[WHAT YOU NEED TO DO] Search the material and gather each line with "source" in it.

[DATA LINES]
>> start
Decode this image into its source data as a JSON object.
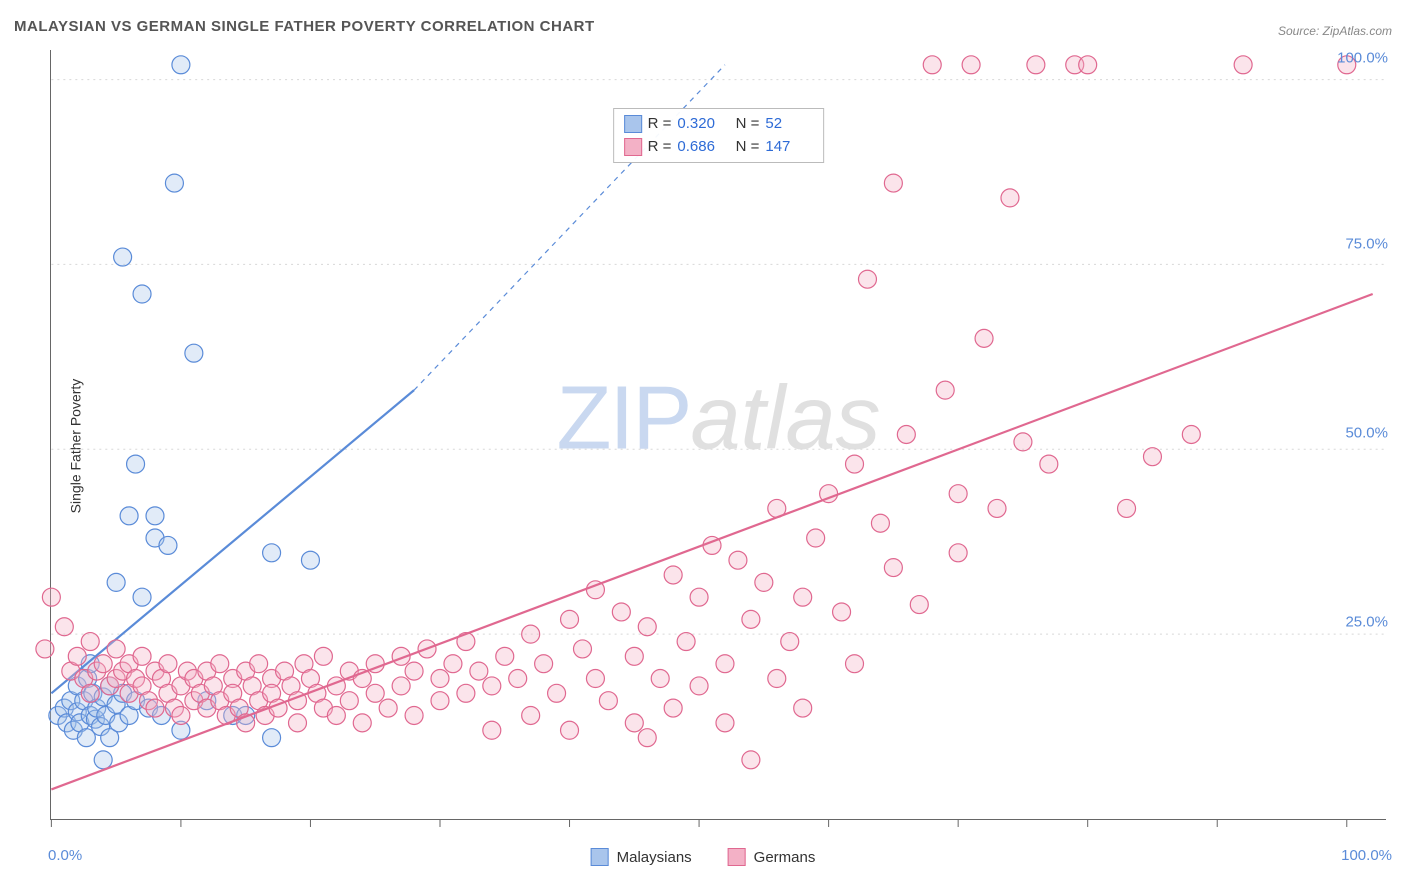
{
  "title": "MALAYSIAN VS GERMAN SINGLE FATHER POVERTY CORRELATION CHART",
  "source": "Source: ZipAtlas.com",
  "y_axis_label": "Single Father Poverty",
  "watermark": {
    "part1": "ZIP",
    "part2": "atlas"
  },
  "chart": {
    "type": "scatter",
    "background_color": "#ffffff",
    "grid_color": "#d8d8d8",
    "axis_color": "#666666",
    "value_color": "#2e6bd6",
    "xlim": [
      0,
      103
    ],
    "ylim": [
      0,
      104
    ],
    "x_ticks": [
      0,
      10,
      20,
      30,
      40,
      50,
      60,
      70,
      80,
      90,
      100
    ],
    "y_gridlines": [
      25,
      50,
      75,
      100
    ],
    "y_grid_labels": [
      "25.0%",
      "50.0%",
      "75.0%",
      "100.0%"
    ],
    "x_origin_label": "0.0%",
    "x_max_label": "100.0%",
    "marker_radius": 9,
    "marker_stroke_width": 1.2,
    "marker_fill_opacity": 0.35,
    "trend_line_width": 2.2,
    "series": [
      {
        "name": "Malaysians",
        "stroke": "#5a8bd8",
        "fill": "#a9c5ec",
        "R": "0.320",
        "N": "52",
        "trend": {
          "x1": 0,
          "y1": 17,
          "x2": 28,
          "y2": 58,
          "dashed_to": {
            "x": 52,
            "y": 102
          }
        },
        "points": [
          [
            0.5,
            14
          ],
          [
            1,
            15
          ],
          [
            1.2,
            13
          ],
          [
            1.5,
            16
          ],
          [
            1.7,
            12
          ],
          [
            2,
            14.5
          ],
          [
            2,
            18
          ],
          [
            2.2,
            13
          ],
          [
            2.5,
            16
          ],
          [
            2.7,
            11
          ],
          [
            2.8,
            19
          ],
          [
            3,
            14
          ],
          [
            3,
            21
          ],
          [
            3.2,
            17
          ],
          [
            3.4,
            13.5
          ],
          [
            3.5,
            15
          ],
          [
            3.8,
            12.5
          ],
          [
            4,
            16.5
          ],
          [
            4,
            8
          ],
          [
            4.2,
            14
          ],
          [
            4.5,
            18
          ],
          [
            4.5,
            11
          ],
          [
            5,
            15.5
          ],
          [
            5,
            32
          ],
          [
            5.2,
            13
          ],
          [
            5.5,
            17
          ],
          [
            5.5,
            76
          ],
          [
            6,
            14
          ],
          [
            6,
            41
          ],
          [
            6.5,
            16
          ],
          [
            6.5,
            48
          ],
          [
            7,
            30
          ],
          [
            7,
            71
          ],
          [
            7.5,
            15
          ],
          [
            8,
            38
          ],
          [
            8,
            41
          ],
          [
            8.5,
            14
          ],
          [
            9,
            37
          ],
          [
            9.5,
            86
          ],
          [
            10,
            12
          ],
          [
            10,
            102
          ],
          [
            11,
            63
          ],
          [
            12,
            16
          ],
          [
            14,
            14
          ],
          [
            15,
            14
          ],
          [
            17,
            11
          ],
          [
            17,
            36
          ],
          [
            20,
            35
          ]
        ]
      },
      {
        "name": "Germans",
        "stroke": "#e06890",
        "fill": "#f3b1c6",
        "R": "0.686",
        "N": "147",
        "trend": {
          "x1": 0,
          "y1": 4,
          "x2": 102,
          "y2": 71
        },
        "points": [
          [
            -0.5,
            23
          ],
          [
            0,
            30
          ],
          [
            1,
            26
          ],
          [
            1.5,
            20
          ],
          [
            2,
            22
          ],
          [
            2.5,
            19
          ],
          [
            3,
            17
          ],
          [
            3,
            24
          ],
          [
            3.5,
            20
          ],
          [
            4,
            21
          ],
          [
            4.5,
            18
          ],
          [
            5,
            19
          ],
          [
            5,
            23
          ],
          [
            5.5,
            20
          ],
          [
            6,
            17
          ],
          [
            6,
            21
          ],
          [
            6.5,
            19
          ],
          [
            7,
            18
          ],
          [
            7,
            22
          ],
          [
            7.5,
            16
          ],
          [
            8,
            20
          ],
          [
            8,
            15
          ],
          [
            8.5,
            19
          ],
          [
            9,
            17
          ],
          [
            9,
            21
          ],
          [
            9.5,
            15
          ],
          [
            10,
            18
          ],
          [
            10,
            14
          ],
          [
            10.5,
            20
          ],
          [
            11,
            16
          ],
          [
            11,
            19
          ],
          [
            11.5,
            17
          ],
          [
            12,
            15
          ],
          [
            12,
            20
          ],
          [
            12.5,
            18
          ],
          [
            13,
            16
          ],
          [
            13,
            21
          ],
          [
            13.5,
            14
          ],
          [
            14,
            19
          ],
          [
            14,
            17
          ],
          [
            14.5,
            15
          ],
          [
            15,
            20
          ],
          [
            15,
            13
          ],
          [
            15.5,
            18
          ],
          [
            16,
            16
          ],
          [
            16,
            21
          ],
          [
            16.5,
            14
          ],
          [
            17,
            19
          ],
          [
            17,
            17
          ],
          [
            17.5,
            15
          ],
          [
            18,
            20
          ],
          [
            18.5,
            18
          ],
          [
            19,
            16
          ],
          [
            19,
            13
          ],
          [
            19.5,
            21
          ],
          [
            20,
            19
          ],
          [
            20.5,
            17
          ],
          [
            21,
            15
          ],
          [
            21,
            22
          ],
          [
            22,
            18
          ],
          [
            22,
            14
          ],
          [
            23,
            20
          ],
          [
            23,
            16
          ],
          [
            24,
            19
          ],
          [
            24,
            13
          ],
          [
            25,
            21
          ],
          [
            25,
            17
          ],
          [
            26,
            15
          ],
          [
            27,
            22
          ],
          [
            27,
            18
          ],
          [
            28,
            20
          ],
          [
            28,
            14
          ],
          [
            29,
            23
          ],
          [
            30,
            19
          ],
          [
            30,
            16
          ],
          [
            31,
            21
          ],
          [
            32,
            17
          ],
          [
            32,
            24
          ],
          [
            33,
            20
          ],
          [
            34,
            18
          ],
          [
            34,
            12
          ],
          [
            35,
            22
          ],
          [
            36,
            19
          ],
          [
            37,
            25
          ],
          [
            37,
            14
          ],
          [
            38,
            21
          ],
          [
            39,
            17
          ],
          [
            40,
            27
          ],
          [
            40,
            12
          ],
          [
            41,
            23
          ],
          [
            42,
            19
          ],
          [
            42,
            31
          ],
          [
            43,
            16
          ],
          [
            44,
            28
          ],
          [
            45,
            13
          ],
          [
            45,
            22
          ],
          [
            46,
            26
          ],
          [
            46,
            11
          ],
          [
            47,
            19
          ],
          [
            48,
            33
          ],
          [
            48,
            15
          ],
          [
            49,
            24
          ],
          [
            50,
            30
          ],
          [
            50,
            18
          ],
          [
            51,
            37
          ],
          [
            52,
            21
          ],
          [
            52,
            13
          ],
          [
            53,
            35
          ],
          [
            54,
            27
          ],
          [
            54,
            8
          ],
          [
            55,
            32
          ],
          [
            56,
            19
          ],
          [
            56,
            42
          ],
          [
            57,
            24
          ],
          [
            58,
            30
          ],
          [
            58,
            15
          ],
          [
            59,
            38
          ],
          [
            60,
            44
          ],
          [
            61,
            28
          ],
          [
            62,
            48
          ],
          [
            62,
            21
          ],
          [
            63,
            73
          ],
          [
            64,
            40
          ],
          [
            65,
            34
          ],
          [
            65,
            86
          ],
          [
            66,
            52
          ],
          [
            67,
            29
          ],
          [
            68,
            102
          ],
          [
            69,
            58
          ],
          [
            70,
            44
          ],
          [
            70,
            36
          ],
          [
            71,
            102
          ],
          [
            72,
            65
          ],
          [
            73,
            42
          ],
          [
            74,
            84
          ],
          [
            75,
            51
          ],
          [
            76,
            102
          ],
          [
            77,
            48
          ],
          [
            79,
            102
          ],
          [
            80,
            102
          ],
          [
            83,
            42
          ],
          [
            85,
            49
          ],
          [
            88,
            52
          ],
          [
            92,
            102
          ],
          [
            100,
            102
          ]
        ]
      }
    ],
    "legend": {
      "items": [
        {
          "label": "Malaysians",
          "stroke": "#5a8bd8",
          "fill": "#a9c5ec"
        },
        {
          "label": "Germans",
          "stroke": "#e06890",
          "fill": "#f3b1c6"
        }
      ]
    }
  }
}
>> end
[REPLY TO THE TASK]
Decode this image into its source data as a JSON object.
  "source": "Source: ZipAtlas.com",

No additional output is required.